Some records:
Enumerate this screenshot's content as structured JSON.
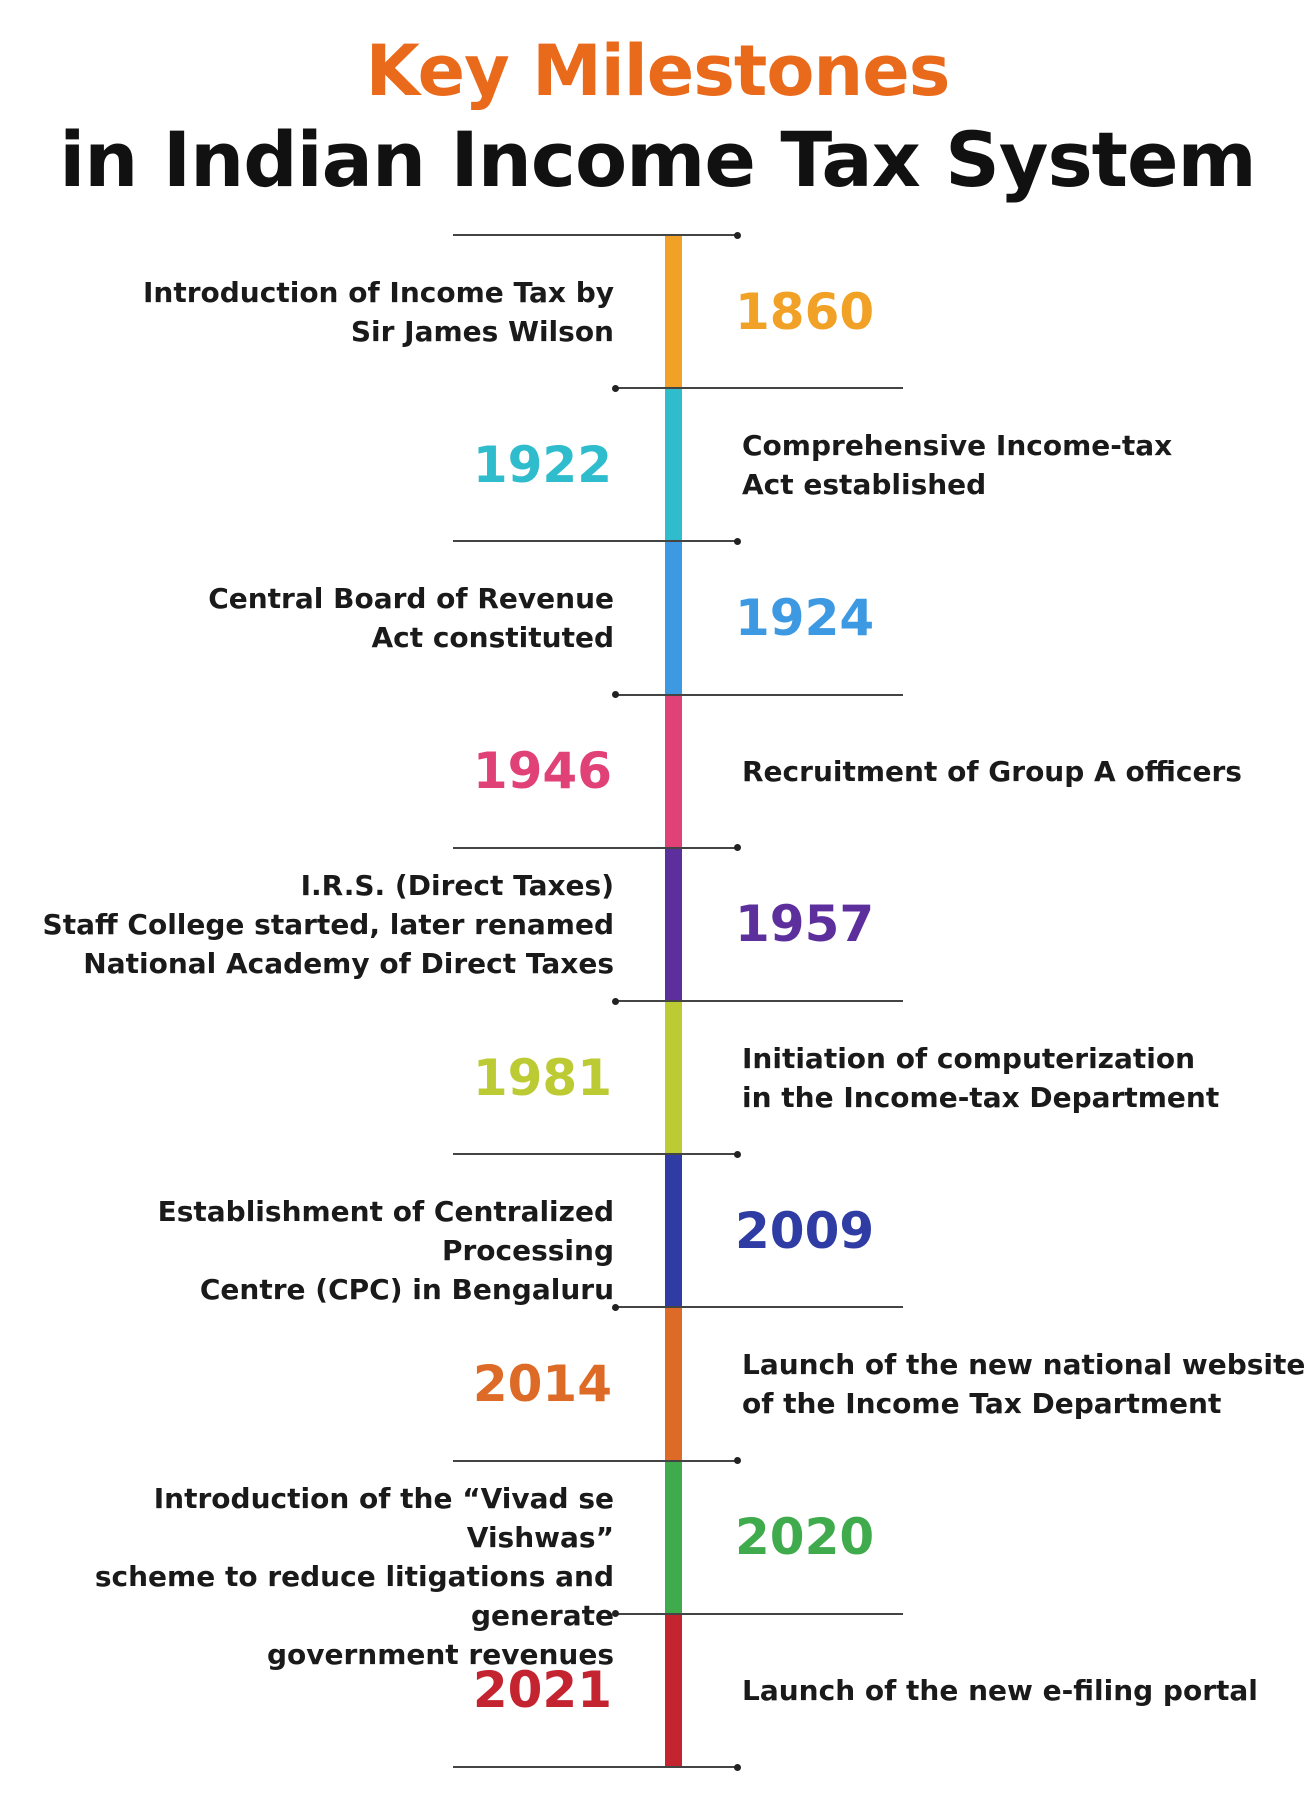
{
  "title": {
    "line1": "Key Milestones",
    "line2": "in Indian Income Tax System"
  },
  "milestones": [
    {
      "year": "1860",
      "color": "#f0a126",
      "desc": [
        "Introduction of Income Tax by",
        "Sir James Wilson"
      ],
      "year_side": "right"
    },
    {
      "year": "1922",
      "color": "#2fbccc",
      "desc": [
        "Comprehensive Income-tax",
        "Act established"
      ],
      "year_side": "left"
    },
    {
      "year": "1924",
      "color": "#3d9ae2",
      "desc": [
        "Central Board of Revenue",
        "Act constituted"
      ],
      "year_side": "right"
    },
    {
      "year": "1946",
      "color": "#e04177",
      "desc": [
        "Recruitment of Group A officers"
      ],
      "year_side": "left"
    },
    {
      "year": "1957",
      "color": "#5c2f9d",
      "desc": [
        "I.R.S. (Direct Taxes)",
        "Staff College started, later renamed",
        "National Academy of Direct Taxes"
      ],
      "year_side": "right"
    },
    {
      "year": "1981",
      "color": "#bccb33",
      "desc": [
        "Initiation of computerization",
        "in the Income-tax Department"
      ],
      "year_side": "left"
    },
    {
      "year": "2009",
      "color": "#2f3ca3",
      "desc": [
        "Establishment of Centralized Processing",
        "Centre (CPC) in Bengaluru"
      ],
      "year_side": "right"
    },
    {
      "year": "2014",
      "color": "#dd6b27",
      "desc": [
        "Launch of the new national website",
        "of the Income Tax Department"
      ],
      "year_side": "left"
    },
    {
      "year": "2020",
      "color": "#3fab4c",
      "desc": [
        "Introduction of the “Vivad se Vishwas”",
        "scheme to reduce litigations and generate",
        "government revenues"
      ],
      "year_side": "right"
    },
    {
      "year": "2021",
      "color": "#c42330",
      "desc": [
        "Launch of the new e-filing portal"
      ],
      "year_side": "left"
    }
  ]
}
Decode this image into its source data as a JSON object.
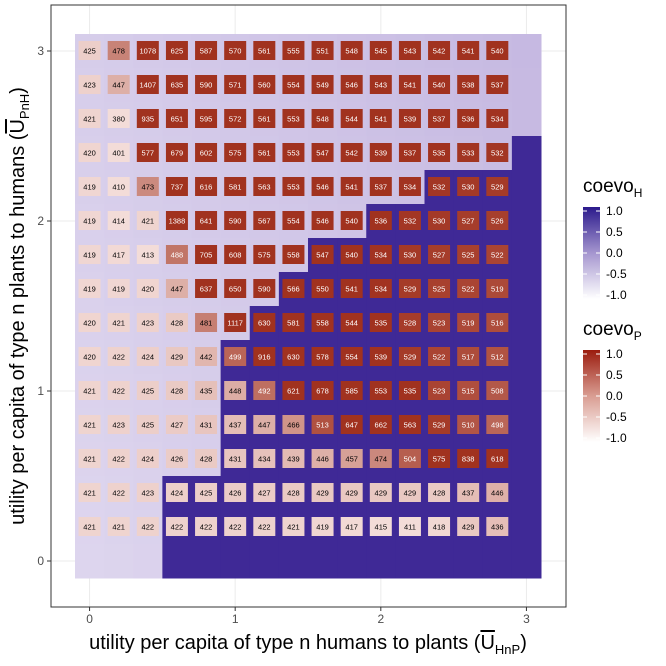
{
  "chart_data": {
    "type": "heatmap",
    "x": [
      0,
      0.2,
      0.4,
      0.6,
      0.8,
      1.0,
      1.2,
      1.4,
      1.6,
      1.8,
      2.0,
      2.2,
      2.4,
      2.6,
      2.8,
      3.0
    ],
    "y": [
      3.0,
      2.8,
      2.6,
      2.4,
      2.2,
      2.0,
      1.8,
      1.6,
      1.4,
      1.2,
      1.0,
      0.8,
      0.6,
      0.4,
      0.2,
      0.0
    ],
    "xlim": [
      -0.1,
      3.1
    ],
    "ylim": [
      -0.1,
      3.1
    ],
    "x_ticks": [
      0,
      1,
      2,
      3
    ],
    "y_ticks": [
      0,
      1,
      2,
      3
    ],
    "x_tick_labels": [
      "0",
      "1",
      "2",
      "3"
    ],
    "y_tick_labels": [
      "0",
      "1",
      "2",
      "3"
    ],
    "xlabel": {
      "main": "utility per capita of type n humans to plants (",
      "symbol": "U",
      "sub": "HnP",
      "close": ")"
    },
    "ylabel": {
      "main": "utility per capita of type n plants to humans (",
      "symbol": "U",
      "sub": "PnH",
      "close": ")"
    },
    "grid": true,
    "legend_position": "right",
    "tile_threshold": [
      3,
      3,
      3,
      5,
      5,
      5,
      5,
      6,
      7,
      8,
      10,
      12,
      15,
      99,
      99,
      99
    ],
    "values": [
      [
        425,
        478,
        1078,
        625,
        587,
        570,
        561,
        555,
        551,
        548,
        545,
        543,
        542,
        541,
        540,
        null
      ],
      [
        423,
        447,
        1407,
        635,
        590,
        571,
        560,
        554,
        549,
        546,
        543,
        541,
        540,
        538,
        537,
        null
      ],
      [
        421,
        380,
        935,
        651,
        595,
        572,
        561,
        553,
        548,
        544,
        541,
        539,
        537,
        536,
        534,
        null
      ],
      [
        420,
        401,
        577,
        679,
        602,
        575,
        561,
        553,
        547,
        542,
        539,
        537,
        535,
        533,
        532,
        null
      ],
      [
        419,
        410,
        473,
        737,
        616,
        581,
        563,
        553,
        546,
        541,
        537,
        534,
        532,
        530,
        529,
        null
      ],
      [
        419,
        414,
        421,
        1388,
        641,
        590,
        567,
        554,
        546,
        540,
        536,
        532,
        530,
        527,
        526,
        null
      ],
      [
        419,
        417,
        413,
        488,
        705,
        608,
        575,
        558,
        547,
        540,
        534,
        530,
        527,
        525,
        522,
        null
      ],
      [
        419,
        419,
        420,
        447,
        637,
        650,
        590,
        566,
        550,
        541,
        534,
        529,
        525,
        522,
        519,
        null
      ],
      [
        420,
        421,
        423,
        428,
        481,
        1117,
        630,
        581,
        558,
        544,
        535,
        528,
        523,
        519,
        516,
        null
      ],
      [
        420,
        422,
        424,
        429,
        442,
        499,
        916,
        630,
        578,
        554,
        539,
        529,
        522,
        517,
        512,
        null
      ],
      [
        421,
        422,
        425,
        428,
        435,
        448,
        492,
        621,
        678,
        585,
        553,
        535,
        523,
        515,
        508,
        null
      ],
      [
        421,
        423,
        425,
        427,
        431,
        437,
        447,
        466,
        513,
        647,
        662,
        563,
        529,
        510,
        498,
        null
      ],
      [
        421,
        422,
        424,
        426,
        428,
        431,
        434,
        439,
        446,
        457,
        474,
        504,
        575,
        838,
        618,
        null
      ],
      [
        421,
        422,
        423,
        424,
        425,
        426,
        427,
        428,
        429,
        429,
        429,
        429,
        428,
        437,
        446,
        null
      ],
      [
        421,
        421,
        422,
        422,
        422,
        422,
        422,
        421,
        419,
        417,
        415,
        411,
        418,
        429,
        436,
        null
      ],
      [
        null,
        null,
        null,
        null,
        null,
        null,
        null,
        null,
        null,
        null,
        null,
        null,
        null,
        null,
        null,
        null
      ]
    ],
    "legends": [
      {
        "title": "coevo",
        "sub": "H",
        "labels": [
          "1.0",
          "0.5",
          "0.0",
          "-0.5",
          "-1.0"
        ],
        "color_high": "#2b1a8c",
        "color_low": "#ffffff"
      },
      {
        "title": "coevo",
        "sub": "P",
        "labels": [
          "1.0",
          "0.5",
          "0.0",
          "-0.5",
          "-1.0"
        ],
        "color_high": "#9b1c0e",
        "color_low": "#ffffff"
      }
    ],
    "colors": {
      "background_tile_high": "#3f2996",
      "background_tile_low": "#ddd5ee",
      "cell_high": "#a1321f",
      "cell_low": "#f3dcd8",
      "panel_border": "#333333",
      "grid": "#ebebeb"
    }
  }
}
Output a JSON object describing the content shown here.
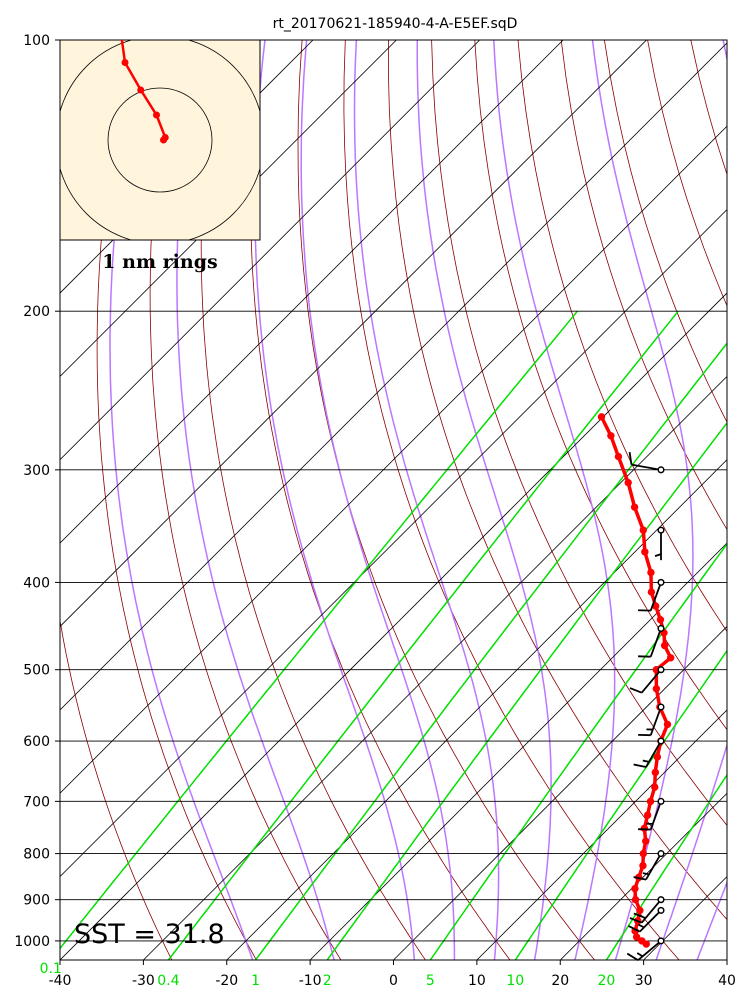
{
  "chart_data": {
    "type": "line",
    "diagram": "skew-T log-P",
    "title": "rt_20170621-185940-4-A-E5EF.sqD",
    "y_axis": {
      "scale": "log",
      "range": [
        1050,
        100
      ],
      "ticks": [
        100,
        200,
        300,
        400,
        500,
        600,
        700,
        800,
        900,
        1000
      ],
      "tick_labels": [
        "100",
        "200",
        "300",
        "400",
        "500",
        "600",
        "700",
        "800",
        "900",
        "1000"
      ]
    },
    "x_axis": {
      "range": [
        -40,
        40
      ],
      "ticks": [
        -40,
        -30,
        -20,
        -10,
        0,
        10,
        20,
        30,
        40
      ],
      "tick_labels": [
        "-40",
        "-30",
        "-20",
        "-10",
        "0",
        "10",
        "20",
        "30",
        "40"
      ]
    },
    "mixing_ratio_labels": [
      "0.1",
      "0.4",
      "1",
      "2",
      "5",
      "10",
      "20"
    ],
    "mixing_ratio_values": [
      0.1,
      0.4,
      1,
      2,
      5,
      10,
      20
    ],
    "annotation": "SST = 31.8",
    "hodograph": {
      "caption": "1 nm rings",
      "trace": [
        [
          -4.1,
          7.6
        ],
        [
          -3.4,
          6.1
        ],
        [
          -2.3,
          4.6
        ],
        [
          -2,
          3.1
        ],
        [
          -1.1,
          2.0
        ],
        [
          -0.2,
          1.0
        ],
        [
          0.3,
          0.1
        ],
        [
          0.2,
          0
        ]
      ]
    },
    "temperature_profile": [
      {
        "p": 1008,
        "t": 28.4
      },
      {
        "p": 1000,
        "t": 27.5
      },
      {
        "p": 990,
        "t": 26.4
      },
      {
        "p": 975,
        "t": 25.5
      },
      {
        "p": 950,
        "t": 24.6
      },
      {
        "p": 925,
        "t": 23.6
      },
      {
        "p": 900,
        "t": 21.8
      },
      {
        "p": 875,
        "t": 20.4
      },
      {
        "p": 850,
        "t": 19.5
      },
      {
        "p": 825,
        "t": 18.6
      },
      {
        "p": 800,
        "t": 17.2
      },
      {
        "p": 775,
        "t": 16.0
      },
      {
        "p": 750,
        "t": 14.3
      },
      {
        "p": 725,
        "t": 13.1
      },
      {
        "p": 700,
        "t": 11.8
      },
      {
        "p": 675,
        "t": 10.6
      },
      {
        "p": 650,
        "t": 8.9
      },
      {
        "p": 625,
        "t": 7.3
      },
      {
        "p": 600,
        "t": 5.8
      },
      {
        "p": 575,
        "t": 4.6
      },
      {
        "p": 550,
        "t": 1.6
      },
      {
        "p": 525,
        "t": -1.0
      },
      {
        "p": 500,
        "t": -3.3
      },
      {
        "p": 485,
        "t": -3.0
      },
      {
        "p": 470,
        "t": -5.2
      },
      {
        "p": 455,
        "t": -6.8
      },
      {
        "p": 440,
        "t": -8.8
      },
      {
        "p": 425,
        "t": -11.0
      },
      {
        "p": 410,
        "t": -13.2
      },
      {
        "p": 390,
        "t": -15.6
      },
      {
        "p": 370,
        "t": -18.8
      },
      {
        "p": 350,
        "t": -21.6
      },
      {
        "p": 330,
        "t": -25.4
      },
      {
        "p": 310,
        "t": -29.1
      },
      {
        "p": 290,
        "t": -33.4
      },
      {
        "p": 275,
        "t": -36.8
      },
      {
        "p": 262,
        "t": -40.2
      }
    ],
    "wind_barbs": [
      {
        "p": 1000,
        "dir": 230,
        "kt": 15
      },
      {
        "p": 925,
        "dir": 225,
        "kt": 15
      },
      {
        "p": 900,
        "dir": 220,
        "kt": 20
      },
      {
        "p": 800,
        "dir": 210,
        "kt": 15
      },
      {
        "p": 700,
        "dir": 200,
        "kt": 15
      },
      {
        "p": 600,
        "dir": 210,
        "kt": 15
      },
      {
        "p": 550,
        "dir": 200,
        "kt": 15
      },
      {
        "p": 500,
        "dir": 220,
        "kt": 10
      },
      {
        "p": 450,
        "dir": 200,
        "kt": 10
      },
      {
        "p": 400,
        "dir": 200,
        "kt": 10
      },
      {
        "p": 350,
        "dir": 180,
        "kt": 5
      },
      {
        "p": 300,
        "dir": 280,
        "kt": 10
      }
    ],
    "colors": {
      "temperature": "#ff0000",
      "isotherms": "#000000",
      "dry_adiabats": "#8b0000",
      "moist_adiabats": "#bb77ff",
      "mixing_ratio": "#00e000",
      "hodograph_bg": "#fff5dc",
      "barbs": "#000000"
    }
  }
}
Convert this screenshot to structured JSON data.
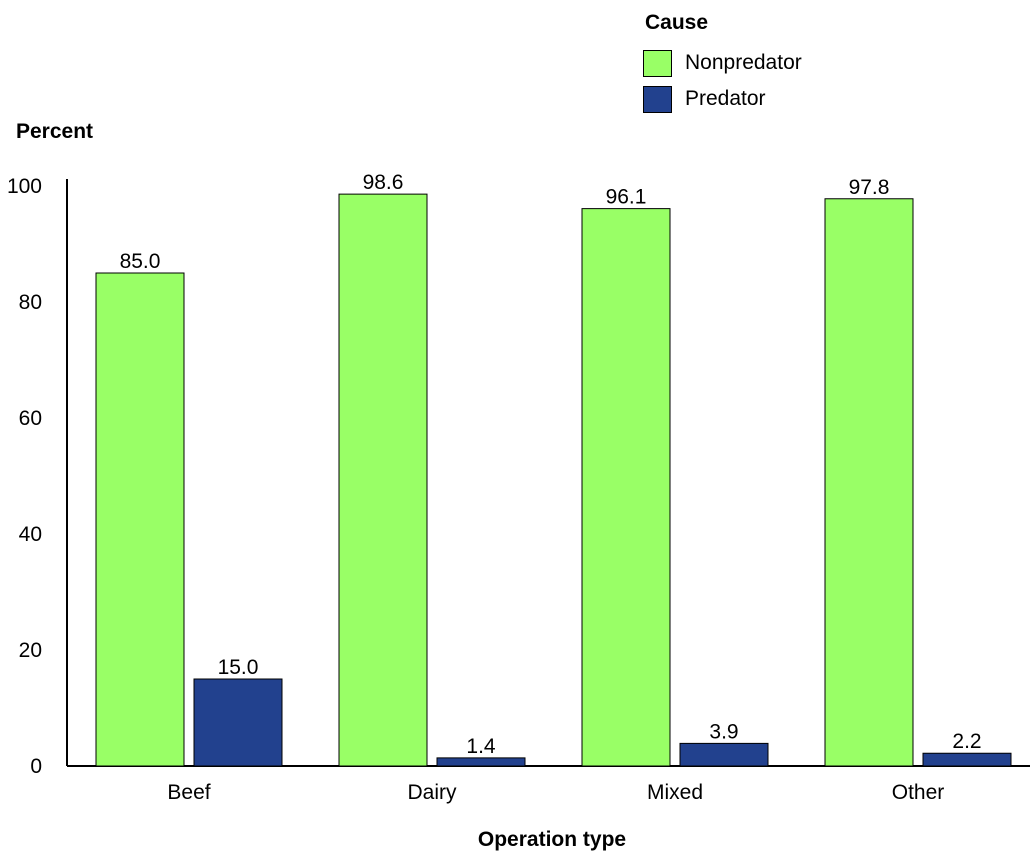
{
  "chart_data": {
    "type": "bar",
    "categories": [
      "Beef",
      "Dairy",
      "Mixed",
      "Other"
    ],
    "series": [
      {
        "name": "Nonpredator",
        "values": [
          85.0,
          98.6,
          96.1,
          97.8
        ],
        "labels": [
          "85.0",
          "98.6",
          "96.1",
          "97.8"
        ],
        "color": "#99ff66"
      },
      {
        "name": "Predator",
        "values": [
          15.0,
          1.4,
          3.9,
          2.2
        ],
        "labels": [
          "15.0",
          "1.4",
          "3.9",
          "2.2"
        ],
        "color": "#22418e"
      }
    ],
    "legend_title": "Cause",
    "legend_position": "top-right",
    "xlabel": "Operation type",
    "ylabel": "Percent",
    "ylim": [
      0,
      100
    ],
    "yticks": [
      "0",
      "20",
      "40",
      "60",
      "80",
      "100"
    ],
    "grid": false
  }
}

▸ **REQUIREMENTS**
Where does the word "Launch" appear in the listing? List each line that holds it.

▸ **OUTPUT OF THE EXERCISE**
        "Launch of the new national website",
        "Launch of the new e-filing portal"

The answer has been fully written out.